§ Job
Select and copy out every line in the records containing "Menschen".

§ Material for this task
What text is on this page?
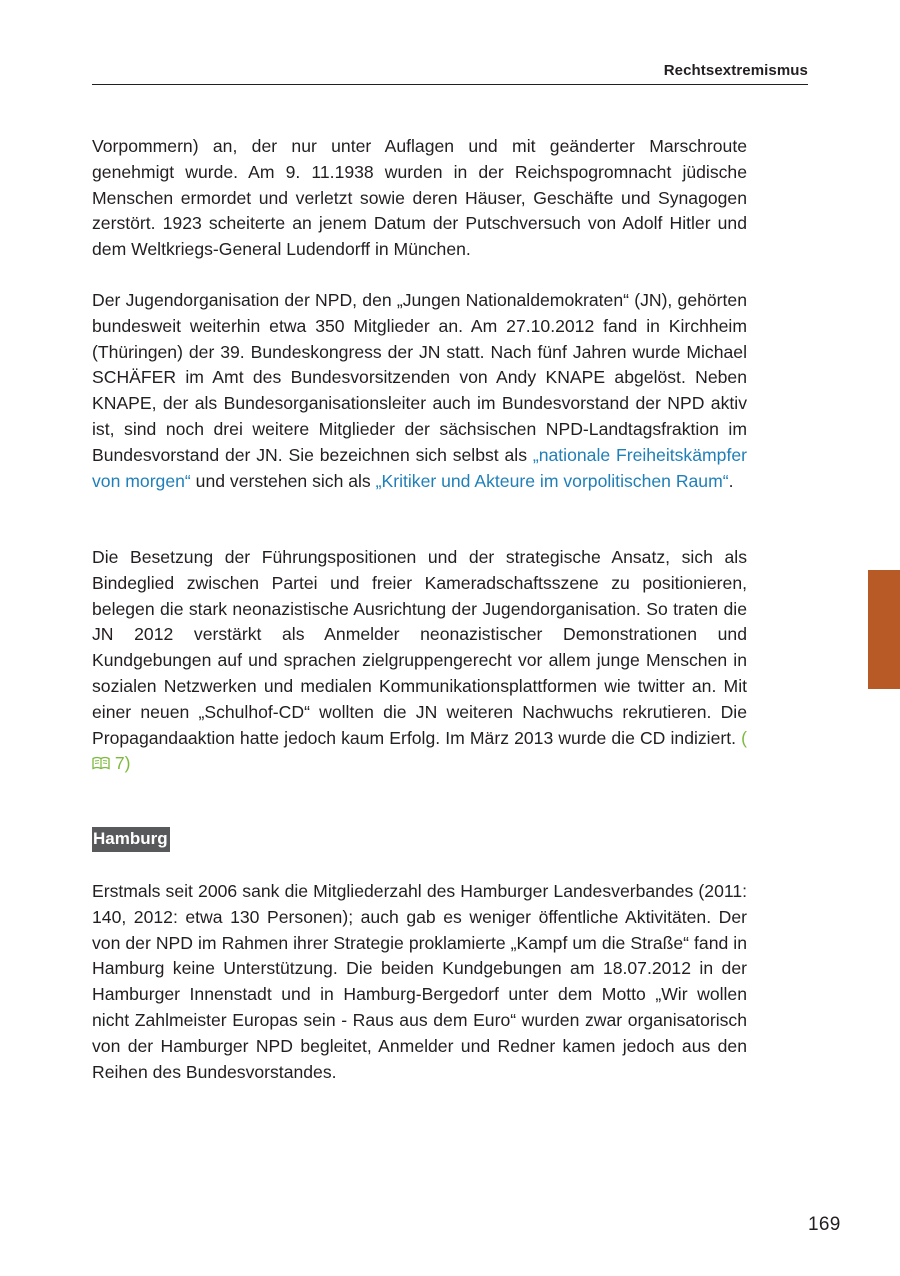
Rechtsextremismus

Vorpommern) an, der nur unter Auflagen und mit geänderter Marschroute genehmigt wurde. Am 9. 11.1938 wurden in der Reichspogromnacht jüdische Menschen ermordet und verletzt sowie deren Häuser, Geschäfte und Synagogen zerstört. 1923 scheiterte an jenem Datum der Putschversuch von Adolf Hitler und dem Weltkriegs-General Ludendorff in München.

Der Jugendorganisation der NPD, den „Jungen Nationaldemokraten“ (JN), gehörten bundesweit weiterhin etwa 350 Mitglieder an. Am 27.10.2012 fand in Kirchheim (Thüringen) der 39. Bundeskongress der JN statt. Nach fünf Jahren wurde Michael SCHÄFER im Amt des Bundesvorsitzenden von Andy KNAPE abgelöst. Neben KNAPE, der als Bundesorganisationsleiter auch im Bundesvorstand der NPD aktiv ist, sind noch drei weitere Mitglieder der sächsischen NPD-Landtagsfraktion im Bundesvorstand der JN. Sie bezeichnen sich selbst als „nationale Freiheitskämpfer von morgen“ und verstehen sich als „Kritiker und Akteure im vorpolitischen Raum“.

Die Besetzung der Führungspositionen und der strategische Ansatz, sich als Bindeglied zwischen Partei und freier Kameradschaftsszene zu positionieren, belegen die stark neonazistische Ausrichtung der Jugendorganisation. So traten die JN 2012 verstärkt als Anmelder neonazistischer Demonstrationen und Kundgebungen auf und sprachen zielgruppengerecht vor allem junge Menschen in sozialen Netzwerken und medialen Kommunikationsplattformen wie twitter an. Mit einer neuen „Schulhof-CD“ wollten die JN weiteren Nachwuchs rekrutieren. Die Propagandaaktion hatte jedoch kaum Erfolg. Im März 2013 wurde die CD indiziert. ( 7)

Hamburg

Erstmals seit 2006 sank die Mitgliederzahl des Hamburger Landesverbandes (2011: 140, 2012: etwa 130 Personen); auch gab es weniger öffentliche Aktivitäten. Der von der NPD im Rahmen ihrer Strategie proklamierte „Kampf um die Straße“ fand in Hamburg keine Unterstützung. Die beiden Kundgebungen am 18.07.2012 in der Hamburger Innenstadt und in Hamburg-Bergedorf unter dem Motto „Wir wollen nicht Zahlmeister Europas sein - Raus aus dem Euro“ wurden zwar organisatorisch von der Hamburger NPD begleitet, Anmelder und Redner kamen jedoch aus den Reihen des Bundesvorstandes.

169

---

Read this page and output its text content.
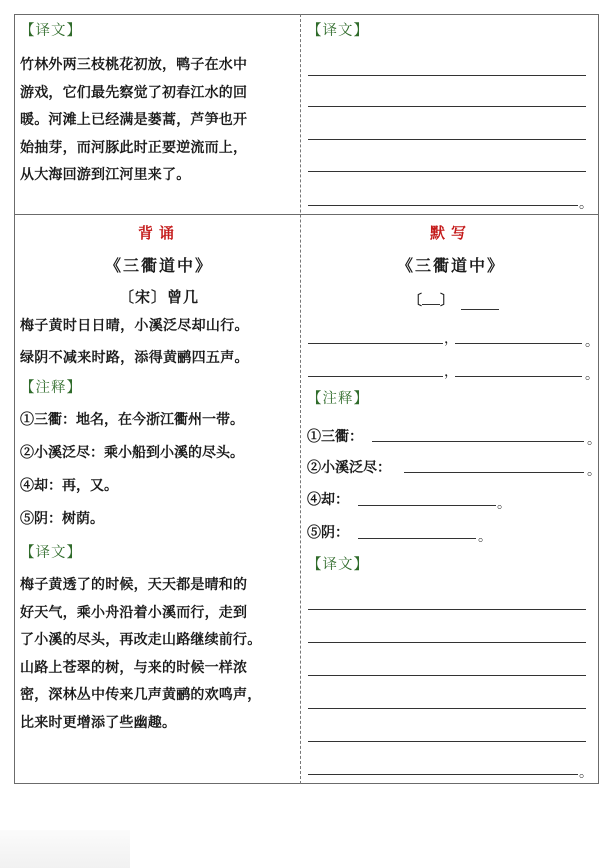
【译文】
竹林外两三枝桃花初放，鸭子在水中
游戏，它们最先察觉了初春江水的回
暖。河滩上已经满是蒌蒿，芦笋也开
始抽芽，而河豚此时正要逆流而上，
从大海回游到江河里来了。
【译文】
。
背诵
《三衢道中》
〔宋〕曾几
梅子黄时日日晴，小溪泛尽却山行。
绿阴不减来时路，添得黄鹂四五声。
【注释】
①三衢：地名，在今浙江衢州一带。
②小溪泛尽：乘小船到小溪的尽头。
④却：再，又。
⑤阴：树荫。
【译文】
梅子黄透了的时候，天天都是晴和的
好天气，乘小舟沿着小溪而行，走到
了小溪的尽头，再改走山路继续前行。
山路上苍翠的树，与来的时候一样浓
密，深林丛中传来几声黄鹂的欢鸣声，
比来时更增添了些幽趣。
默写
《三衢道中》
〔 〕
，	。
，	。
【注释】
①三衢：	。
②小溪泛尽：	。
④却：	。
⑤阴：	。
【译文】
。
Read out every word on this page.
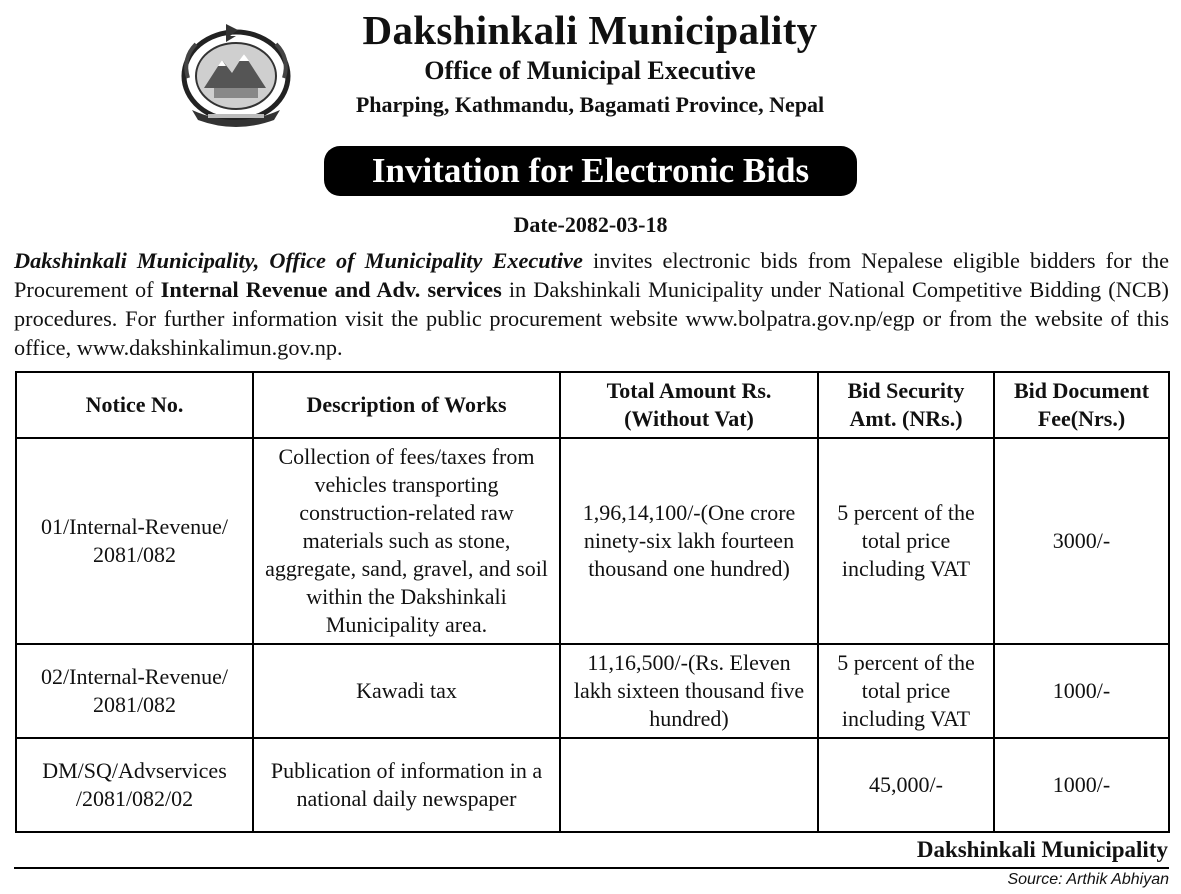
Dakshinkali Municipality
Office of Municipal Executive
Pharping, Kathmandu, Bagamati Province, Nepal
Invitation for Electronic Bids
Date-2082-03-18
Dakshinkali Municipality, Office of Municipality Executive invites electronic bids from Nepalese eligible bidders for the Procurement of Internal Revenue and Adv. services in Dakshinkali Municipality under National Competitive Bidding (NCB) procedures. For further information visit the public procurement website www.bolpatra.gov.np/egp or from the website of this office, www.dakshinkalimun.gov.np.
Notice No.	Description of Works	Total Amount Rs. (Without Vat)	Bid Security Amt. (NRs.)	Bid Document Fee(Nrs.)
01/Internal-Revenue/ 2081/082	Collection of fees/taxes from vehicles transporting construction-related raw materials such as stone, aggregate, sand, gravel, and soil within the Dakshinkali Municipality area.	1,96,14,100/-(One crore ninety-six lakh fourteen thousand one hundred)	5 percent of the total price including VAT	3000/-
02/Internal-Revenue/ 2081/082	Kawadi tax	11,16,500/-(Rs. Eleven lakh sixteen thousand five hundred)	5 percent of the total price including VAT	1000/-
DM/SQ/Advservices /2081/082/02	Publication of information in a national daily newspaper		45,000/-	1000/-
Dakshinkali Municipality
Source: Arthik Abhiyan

§ Solution to this problem
Vorpommern) an, der nur unter Auflagen und mit geänderter Marschroute genehmigt wurde. Am 9. 11.1938 wurden in der Reichspogromnacht jüdische Menschen ermordet und verletzt sowie deren Häuser, Geschäfte und Synagogen zerstört. 1923 scheiterte an jenem Datum der Putschversuch von Adolf Hitler und dem Weltkriegs-General Ludendorff in München.
Die Besetzung der Führungspositionen und der strategische Ansatz, sich als Bindeglied zwischen Partei und freier Kameradschaftsszene zu positionieren, belegen die stark neonazistische Ausrichtung der Jugendorganisation. So traten die JN 2012 verstärkt als Anmelder neonazistischer Demonstrationen und Kundgebungen auf und sprachen zielgruppengerecht vor allem junge Menschen in sozialen Netzwerken und medialen Kommunikationsplattformen wie twitter an. Mit einer neuen „Schulhof-CD“ wollten die JN weiteren Nachwuchs rekrutieren. Die Propagandaaktion hatte jedoch kaum Erfolg. Im März 2013 wurde die CD indiziert. ( 7)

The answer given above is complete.